#### TEKS YANG DISEDIAKAN:
+-------+
Saya anak Yogya! Kalo ditanya, apakah saya suka Yogya? Saya sangat cinta Yogyakarta. Empat tahun saya kuliah di kota tersebut dan boleh dikata 90% yang ada adalah kenangan indah. Kampus yang menyenangkan. Teman – teman kuliah yang baik, bahkan hingga hari ini masih bersahabat baik. Entah, berdasarkan pengalaman, teman – teman kuliah bagi saya adalah manusia – manusia paling fleksible. Mungkin karena kami semua menjelang dunia kedewasaan pada waktu yang bersamaan, sehingga pertemanan kami tidak ada yang konyol. Semua berpatok pada penerimaan dan toleransi yang sangat besar. Apapun suku dan agama, kami sangat kompak!
Mengenal Yogya yang menjadi cinta sejati, sesungguhnya membuat saya terkenang cinta pertama. Sejujurnya cinta pertama saya adalah Bandung. Sejak kecil saya sering berlibur ke Bandung sekali dalam setahun. Bahkan hingga kini, kami masih sering berlibur ke Bandung. Kalau dulu alasannya karena ada Oom yang merupakan adik mami, berdomisili Bandung. Kalau sekarang, liburan ke Bandung alasannya karena relatif dekat dari Jakarta dan sekaligus menikmati kesejukan udara dataran tinggi.
Dulu saya ngotot sekali ingin kuliah di Bandung dan pokoknya harus ke Bandung! Saya sudah membeli formulir Universitas Parahyangan dan sudah hampir saya isi dan kirim. Tapi Oom menasihati agar saya tidak ke Bandung dan lebih baik memilih kuliah di Yogyakarta saja. Almarhum mami juga berpikir demikian. Alasannya karena dekat dengan kota kelahiran dan mempermudah bolak – balik mengunjungi mami. Seperti biasa, saya selalu menurut. Walaupun dalam hati saya sedih dan saya sadari hingga hari ini jika ke Bandung saya merasa melankolis. Karena saya dan kota Bandung tidak berjodoh. Saya akhirnya kuliah di Yogya! Benefitnya? Luar biasa, kampus yang hangat, teman-teman baik, nilai yang cukup, sikap kekerabatan dan tentu saja hemat biaya hidup!
+-------+
#### Daftar data:
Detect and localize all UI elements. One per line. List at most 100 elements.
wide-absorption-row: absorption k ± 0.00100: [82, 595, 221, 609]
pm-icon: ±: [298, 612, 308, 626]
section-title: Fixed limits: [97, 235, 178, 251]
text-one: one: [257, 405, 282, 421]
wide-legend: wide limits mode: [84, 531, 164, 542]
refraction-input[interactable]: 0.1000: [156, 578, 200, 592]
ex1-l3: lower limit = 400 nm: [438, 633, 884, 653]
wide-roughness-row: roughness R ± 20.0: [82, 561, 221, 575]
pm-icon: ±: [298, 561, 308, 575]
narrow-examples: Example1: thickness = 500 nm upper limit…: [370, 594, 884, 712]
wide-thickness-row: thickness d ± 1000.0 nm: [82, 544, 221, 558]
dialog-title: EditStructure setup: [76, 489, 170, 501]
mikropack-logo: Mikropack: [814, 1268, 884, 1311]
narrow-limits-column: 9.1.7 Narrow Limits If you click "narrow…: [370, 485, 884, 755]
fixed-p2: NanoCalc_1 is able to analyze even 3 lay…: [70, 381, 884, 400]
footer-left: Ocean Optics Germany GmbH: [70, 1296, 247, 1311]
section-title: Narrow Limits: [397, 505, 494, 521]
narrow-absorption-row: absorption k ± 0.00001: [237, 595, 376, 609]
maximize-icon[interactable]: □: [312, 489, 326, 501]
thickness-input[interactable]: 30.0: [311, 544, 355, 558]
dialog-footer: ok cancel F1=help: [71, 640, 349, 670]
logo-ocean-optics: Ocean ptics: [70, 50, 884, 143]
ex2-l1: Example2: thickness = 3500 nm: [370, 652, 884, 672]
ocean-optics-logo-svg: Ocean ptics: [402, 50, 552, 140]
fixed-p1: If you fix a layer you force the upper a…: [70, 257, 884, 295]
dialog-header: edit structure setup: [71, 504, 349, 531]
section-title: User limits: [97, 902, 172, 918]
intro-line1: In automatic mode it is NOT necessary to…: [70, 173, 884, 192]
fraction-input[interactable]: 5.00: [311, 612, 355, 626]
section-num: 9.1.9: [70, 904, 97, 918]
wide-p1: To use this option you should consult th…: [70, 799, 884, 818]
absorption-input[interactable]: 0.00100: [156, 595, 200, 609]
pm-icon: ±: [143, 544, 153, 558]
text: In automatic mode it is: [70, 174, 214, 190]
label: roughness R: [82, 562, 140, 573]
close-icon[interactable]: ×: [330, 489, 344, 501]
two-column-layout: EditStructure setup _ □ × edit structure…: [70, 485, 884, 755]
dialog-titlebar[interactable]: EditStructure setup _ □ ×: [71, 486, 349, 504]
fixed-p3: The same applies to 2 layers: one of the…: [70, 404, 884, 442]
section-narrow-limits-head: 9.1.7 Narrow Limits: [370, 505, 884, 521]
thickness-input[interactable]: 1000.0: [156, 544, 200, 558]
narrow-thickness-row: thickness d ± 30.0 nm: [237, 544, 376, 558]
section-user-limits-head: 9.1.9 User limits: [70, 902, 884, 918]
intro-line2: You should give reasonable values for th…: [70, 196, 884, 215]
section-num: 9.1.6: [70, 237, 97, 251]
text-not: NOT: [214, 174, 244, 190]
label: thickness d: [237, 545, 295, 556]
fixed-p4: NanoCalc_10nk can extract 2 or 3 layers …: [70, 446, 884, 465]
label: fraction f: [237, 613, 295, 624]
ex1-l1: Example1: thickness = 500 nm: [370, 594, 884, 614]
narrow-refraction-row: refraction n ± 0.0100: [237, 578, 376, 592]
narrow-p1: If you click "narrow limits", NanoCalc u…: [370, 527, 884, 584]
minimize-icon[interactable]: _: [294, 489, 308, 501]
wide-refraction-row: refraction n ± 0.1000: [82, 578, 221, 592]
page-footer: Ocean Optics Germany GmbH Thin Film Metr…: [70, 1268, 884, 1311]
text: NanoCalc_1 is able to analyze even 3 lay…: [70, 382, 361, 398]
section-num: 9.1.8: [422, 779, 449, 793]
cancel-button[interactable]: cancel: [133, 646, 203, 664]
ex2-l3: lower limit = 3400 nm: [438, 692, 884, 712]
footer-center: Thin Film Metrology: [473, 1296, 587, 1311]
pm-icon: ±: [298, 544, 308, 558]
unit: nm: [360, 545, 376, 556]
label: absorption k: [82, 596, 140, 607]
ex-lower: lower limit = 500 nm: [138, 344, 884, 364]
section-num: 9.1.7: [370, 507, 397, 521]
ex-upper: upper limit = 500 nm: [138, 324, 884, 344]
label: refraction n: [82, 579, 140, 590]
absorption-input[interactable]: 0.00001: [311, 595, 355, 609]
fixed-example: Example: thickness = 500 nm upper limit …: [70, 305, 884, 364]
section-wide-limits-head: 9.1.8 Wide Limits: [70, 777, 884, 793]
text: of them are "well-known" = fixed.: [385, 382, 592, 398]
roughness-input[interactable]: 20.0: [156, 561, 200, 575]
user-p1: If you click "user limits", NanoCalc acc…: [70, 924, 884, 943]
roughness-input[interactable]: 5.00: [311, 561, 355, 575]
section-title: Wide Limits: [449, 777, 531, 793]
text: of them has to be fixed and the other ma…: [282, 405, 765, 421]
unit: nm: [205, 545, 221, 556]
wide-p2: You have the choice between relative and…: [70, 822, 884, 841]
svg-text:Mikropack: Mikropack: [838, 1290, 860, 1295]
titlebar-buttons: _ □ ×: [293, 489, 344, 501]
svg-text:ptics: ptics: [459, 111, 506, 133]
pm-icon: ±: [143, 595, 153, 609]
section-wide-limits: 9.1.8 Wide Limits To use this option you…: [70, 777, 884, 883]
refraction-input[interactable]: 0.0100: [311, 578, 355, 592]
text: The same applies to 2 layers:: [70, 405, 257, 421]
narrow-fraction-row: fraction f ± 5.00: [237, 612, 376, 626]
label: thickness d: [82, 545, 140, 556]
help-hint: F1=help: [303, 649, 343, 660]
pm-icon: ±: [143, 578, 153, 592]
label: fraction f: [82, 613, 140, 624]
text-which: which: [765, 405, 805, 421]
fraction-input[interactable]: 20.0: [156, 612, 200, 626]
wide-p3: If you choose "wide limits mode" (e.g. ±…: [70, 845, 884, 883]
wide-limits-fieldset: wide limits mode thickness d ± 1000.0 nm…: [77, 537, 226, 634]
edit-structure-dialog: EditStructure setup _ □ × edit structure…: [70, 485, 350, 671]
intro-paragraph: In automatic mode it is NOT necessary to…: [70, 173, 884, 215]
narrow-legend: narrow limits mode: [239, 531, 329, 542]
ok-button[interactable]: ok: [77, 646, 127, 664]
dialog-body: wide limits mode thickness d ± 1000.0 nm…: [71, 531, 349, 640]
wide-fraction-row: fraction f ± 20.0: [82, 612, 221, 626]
+-------+
#### BAGIAN LATIHAN:
A: Menurut teks tentang Yogya dan Bandung, formulir universitas apa yang sudah dibeli penulis ketika ingin kuliah di Bandung?
B: Lanjutkan teks tentang Yogya dan Bandung mulai dari kalimat terakhirnya.

#### JAWABAN TUGAS:
A: Formulir Universitas Parahyangan.

B:
Di sisi lain, adik saya berhasil kuliah ke Bandung! Mungkin karena mami pikir saya sudah hampir selesai di Yogya. Adik saya mendapat ‘jatah’ yang sebenarnya saya idamkan. Kuliah di Bandung! Saya sama sekali tidak merasa iri ketika adik saya berhasil kuliah di Bandung, bahkan mengambil jurusan arsitektur. Buat saya itu kebanggaan! Sayang seribu sayang. Adik saya dengan sukses menggagalkan sendiri study-nya! Kuliah selama sepuluh tahun, berpindah di dua perguruan tinggi swasta dan dua – duanya men-vonis dia DO!! Yang patah hati nggak hanya saya, terutama mami! Kecewa sekali, ketika sebuah kesempatan emas diberikan kepada bebek yang tak pernah menjadi angsa!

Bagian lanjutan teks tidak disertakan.